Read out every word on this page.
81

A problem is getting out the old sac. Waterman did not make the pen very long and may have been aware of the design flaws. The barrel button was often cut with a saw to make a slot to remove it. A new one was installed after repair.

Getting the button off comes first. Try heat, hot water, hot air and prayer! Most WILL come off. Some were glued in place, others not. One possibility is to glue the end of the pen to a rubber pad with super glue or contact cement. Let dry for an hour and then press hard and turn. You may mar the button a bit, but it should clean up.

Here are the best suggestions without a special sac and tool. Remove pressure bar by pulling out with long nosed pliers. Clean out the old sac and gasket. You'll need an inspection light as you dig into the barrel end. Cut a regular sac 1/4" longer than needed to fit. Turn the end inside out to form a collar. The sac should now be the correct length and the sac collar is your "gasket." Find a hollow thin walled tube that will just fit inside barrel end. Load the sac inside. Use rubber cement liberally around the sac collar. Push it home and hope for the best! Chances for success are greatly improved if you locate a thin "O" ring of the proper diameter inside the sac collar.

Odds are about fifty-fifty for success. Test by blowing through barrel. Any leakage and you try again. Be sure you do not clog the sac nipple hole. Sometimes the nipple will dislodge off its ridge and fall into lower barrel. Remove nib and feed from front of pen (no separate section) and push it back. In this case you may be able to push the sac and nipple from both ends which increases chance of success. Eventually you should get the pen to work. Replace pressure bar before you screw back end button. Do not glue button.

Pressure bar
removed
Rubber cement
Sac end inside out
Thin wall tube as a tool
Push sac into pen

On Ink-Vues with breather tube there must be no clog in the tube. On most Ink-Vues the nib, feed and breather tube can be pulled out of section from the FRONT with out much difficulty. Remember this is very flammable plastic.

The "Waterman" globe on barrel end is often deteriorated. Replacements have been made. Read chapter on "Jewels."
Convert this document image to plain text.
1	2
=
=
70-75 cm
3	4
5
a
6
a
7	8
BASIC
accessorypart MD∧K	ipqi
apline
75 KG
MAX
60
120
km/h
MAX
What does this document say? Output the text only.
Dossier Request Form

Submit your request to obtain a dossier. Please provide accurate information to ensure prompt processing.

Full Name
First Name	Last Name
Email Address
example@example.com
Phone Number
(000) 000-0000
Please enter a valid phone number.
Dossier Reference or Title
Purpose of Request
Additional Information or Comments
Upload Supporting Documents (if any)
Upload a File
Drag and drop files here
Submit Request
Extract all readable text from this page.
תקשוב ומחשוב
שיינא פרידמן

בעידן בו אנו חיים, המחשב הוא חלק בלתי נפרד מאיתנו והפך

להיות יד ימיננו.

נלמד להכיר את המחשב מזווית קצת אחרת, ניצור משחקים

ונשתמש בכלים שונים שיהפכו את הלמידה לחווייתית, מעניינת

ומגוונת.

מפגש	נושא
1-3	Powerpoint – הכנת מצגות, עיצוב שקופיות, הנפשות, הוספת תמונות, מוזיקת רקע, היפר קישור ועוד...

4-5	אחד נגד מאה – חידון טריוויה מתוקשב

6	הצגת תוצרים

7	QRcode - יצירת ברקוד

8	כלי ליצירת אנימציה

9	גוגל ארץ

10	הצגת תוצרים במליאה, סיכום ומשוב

------------------------------

EXERCISE DESCRIPTION: Looking at the entries above, state how many lines contain "have"; give the number alone.

REPLY TO THE EXERCISE: 2